### What you are asked to do
Please give the count of lines holding the string "photo" and nothing besides.

### Records

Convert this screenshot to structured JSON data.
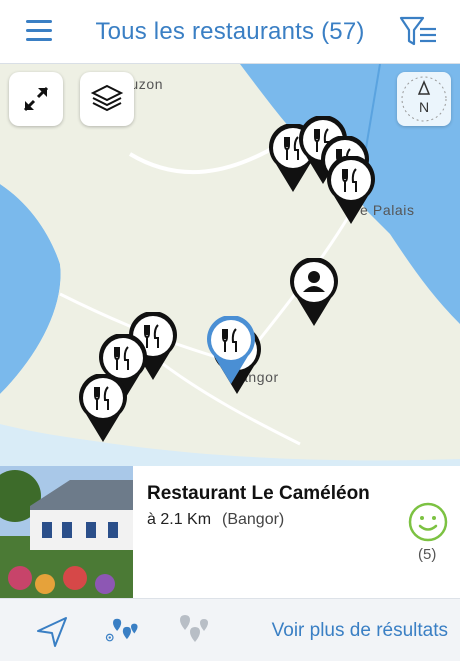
{
  "header": {
    "title": "Tous les restaurants (57)",
    "menu_icon": "hamburger-menu-icon",
    "filter_icon": "filter-list-icon",
    "accent_color": "#3a7fc4"
  },
  "map": {
    "labels": {
      "top_left": "auzon",
      "right": "e Palais",
      "center": "angor"
    },
    "controls": {
      "expand_icon": "expand-arrows-icon",
      "layers_icon": "layers-icon",
      "compass_icon": "compass-north-icon",
      "compass_letter": "N"
    },
    "markers": [
      {
        "type": "restaurant",
        "selected": false
      },
      {
        "type": "restaurant",
        "selected": false
      },
      {
        "type": "restaurant",
        "selected": false
      },
      {
        "type": "restaurant",
        "selected": false
      },
      {
        "type": "restaurant",
        "selected": false
      },
      {
        "type": "restaurant",
        "selected": false
      },
      {
        "type": "restaurant",
        "selected": false
      },
      {
        "type": "restaurant",
        "selected": false
      },
      {
        "type": "restaurant",
        "selected": true
      },
      {
        "type": "user",
        "selected": false
      }
    ]
  },
  "card": {
    "name": "Restaurant Le Caméléon",
    "distance": "à 2.1 Km",
    "city": "(Bangor)",
    "rating_icon": "smiley-icon",
    "rating_color": "#7cc242",
    "rating_count": "(5)"
  },
  "bottombar": {
    "locate_icon": "navigation-arrow-icon",
    "nearby_icon": "nearby-pins-icon",
    "all_pins_icon": "multiple-pins-icon",
    "more_label": "Voir plus de résultats"
  }
}
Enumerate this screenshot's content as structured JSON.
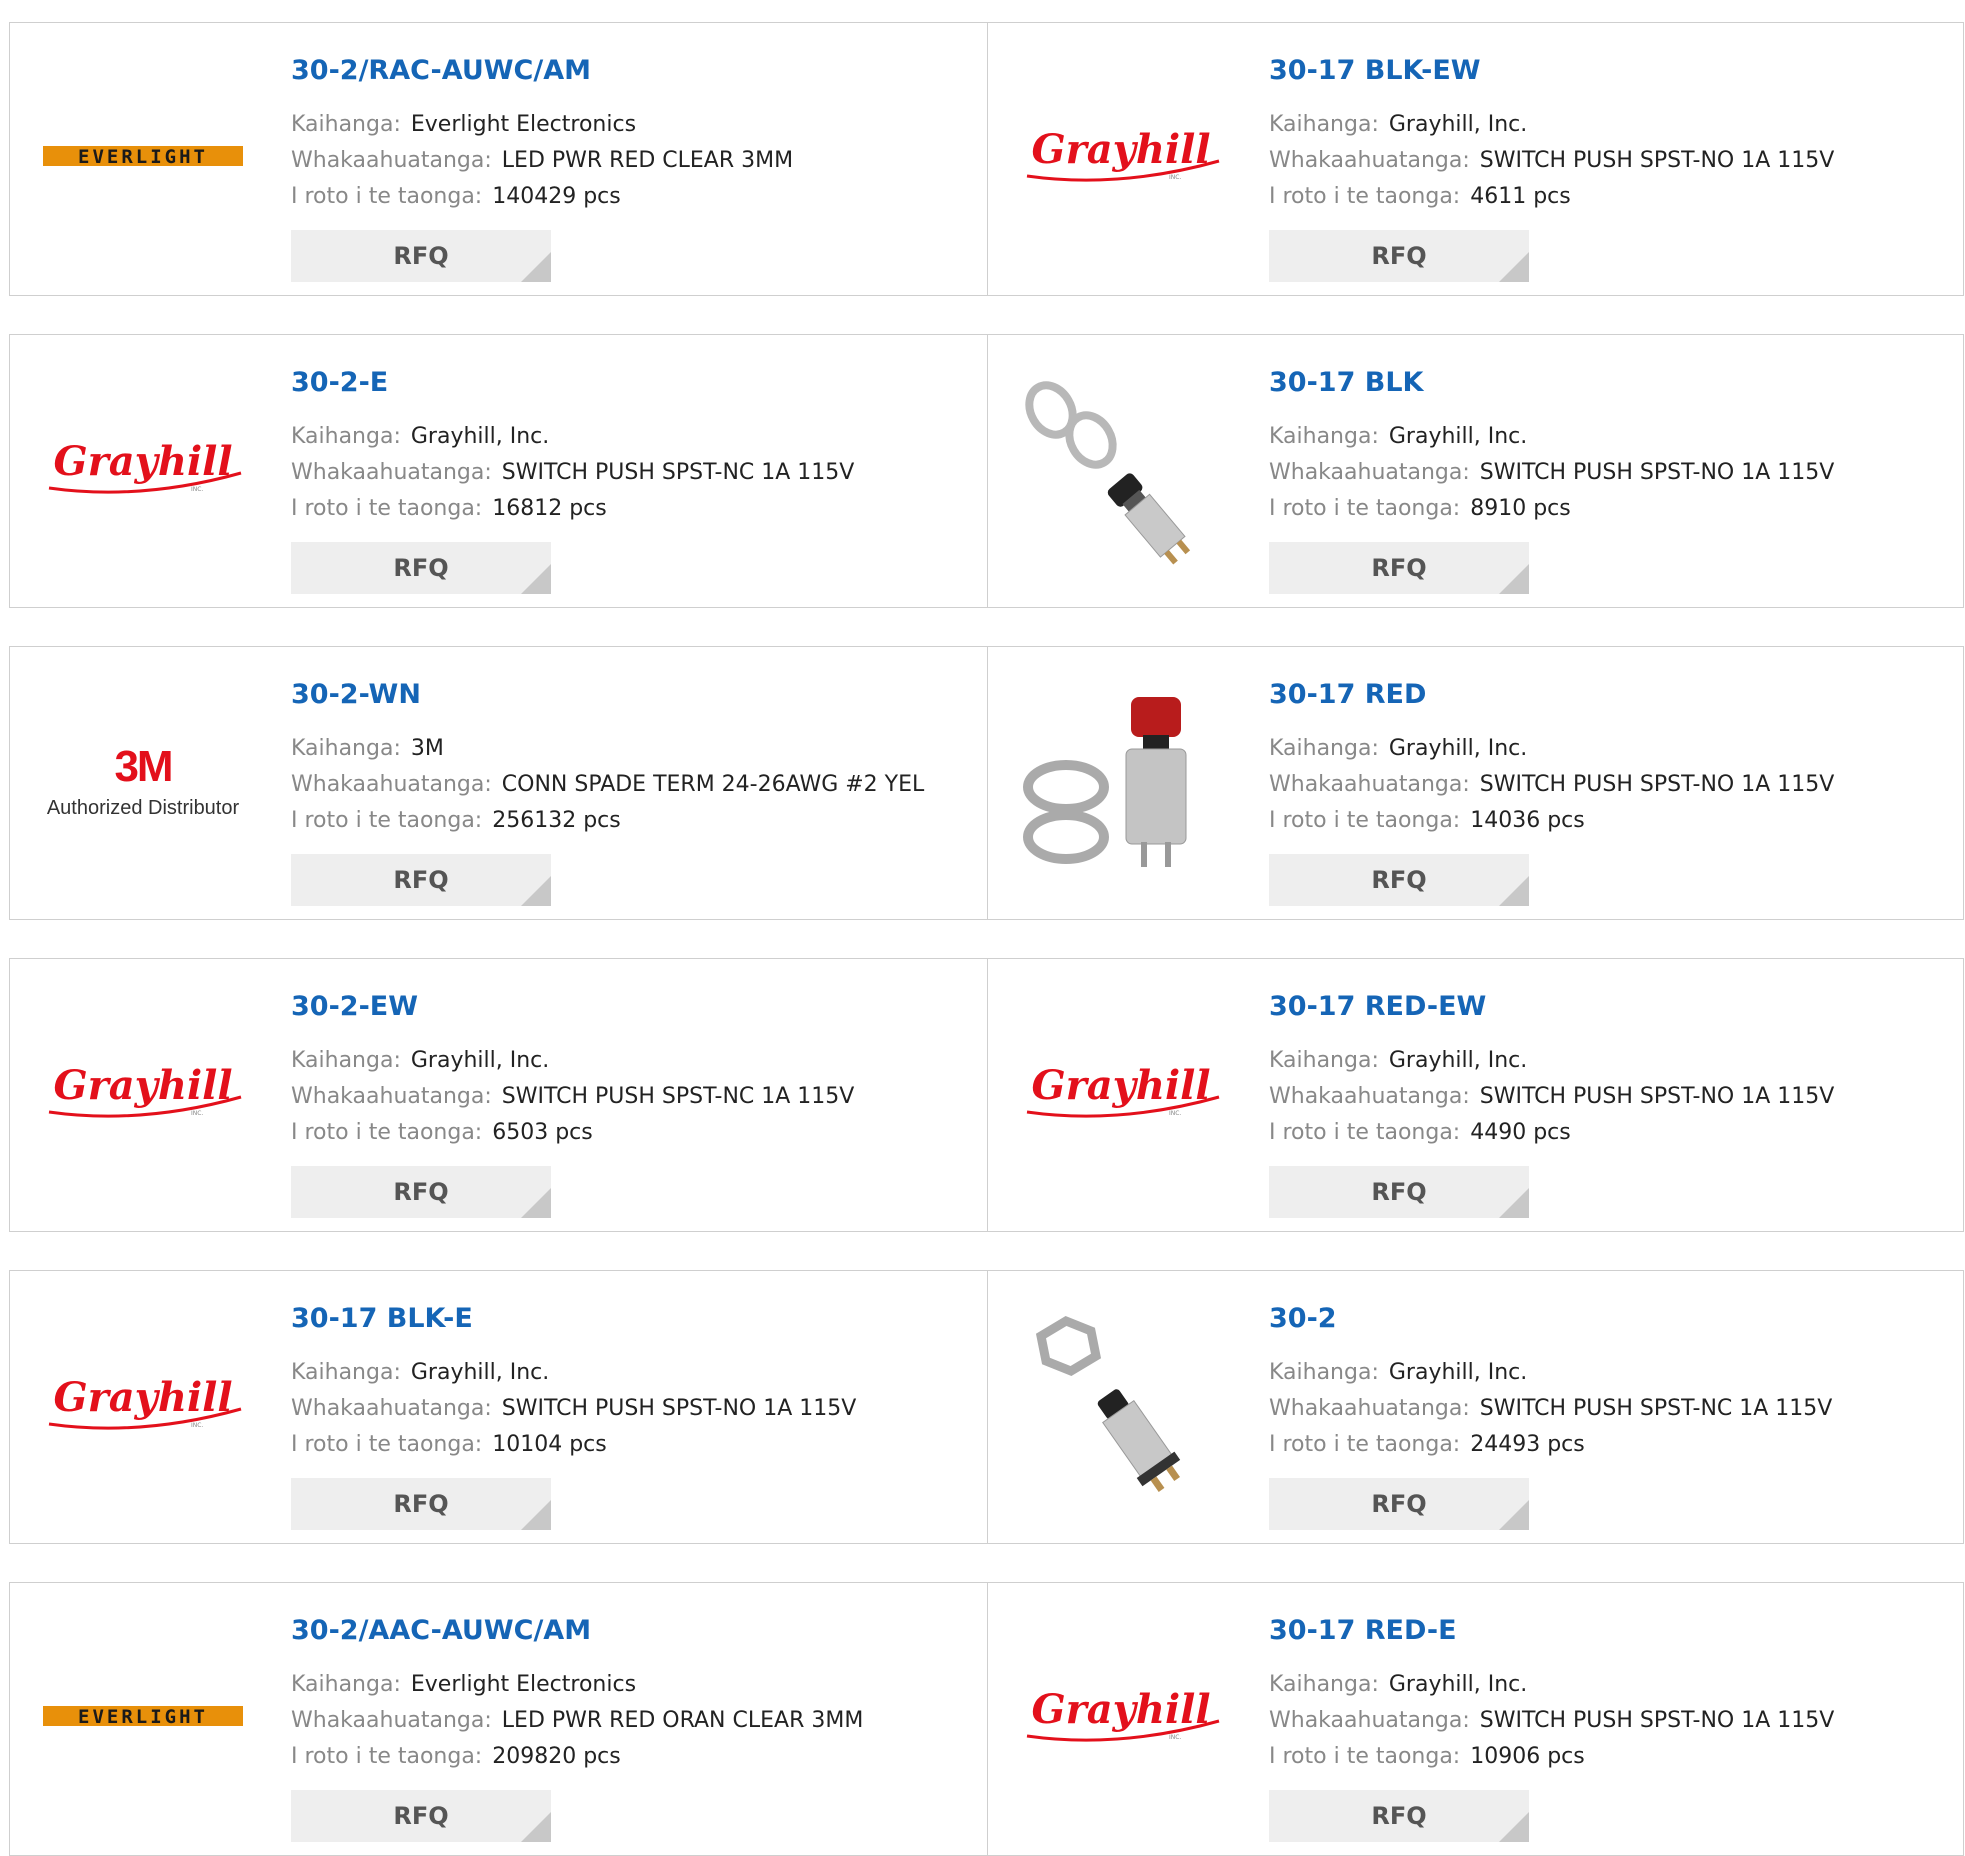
{
  "labels": {
    "manufacturer": "Kaihanga:",
    "description": "Whakaahuatanga:",
    "stock": "I roto i te taonga:",
    "rfq": "RFQ"
  },
  "logos": {
    "everlight": "EVERLIGHT",
    "grayhill": "Grayhill",
    "grayhill_sub": "INC.",
    "m3_big": "3M",
    "m3_sub": "Authorized Distributor"
  },
  "products": [
    {
      "pn": "30-2/RAC-AUWC/AM",
      "mfr": "Everlight Electronics",
      "desc": "LED PWR RED CLEAR 3MM",
      "stock": "140429 pcs",
      "logo": "everlight-logo"
    },
    {
      "pn": "30-17 BLK-EW",
      "mfr": "Grayhill, Inc.",
      "desc": "SWITCH PUSH SPST-NO 1A 115V",
      "stock": "4611 pcs",
      "logo": "grayhill-logo"
    },
    {
      "pn": "30-2-E",
      "mfr": "Grayhill, Inc.",
      "desc": "SWITCH PUSH SPST-NC 1A 115V",
      "stock": "16812 pcs",
      "logo": "grayhill-logo"
    },
    {
      "pn": "30-17 BLK",
      "mfr": "Grayhill, Inc.",
      "desc": "SWITCH PUSH SPST-NO 1A 115V",
      "stock": "8910 pcs",
      "logo": "switch-black-photo"
    },
    {
      "pn": "30-2-WN",
      "mfr": "3M",
      "desc": "CONN SPADE TERM 24-26AWG #2 YEL",
      "stock": "256132 pcs",
      "logo": "3m-logo"
    },
    {
      "pn": "30-17 RED",
      "mfr": "Grayhill, Inc.",
      "desc": "SWITCH PUSH SPST-NO 1A 115V",
      "stock": "14036 pcs",
      "logo": "switch-red-photo"
    },
    {
      "pn": "30-2-EW",
      "mfr": "Grayhill, Inc.",
      "desc": "SWITCH PUSH SPST-NC 1A 115V",
      "stock": "6503 pcs",
      "logo": "grayhill-logo"
    },
    {
      "pn": "30-17 RED-EW",
      "mfr": "Grayhill, Inc.",
      "desc": "SWITCH PUSH SPST-NO 1A 115V",
      "stock": "4490 pcs",
      "logo": "grayhill-logo"
    },
    {
      "pn": "30-17 BLK-E",
      "mfr": "Grayhill, Inc.",
      "desc": "SWITCH PUSH SPST-NO 1A 115V",
      "stock": "10104 pcs",
      "logo": "grayhill-logo"
    },
    {
      "pn": "30-2",
      "mfr": "Grayhill, Inc.",
      "desc": "SWITCH PUSH SPST-NC 1A 115V",
      "stock": "24493 pcs",
      "logo": "switch-silver-photo"
    },
    {
      "pn": "30-2/AAC-AUWC/AM",
      "mfr": "Everlight Electronics",
      "desc": "LED PWR RED ORAN CLEAR 3MM",
      "stock": "209820 pcs",
      "logo": "everlight-logo"
    },
    {
      "pn": "30-17 RED-E",
      "mfr": "Grayhill, Inc.",
      "desc": "SWITCH PUSH SPST-NO 1A 115V",
      "stock": "10906 pcs",
      "logo": "grayhill-logo"
    }
  ],
  "colors": {
    "link": "#1565b6",
    "grayhill_red": "#e3101b",
    "everlight_orange": "#e8900a"
  }
}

######

### Expected answer
3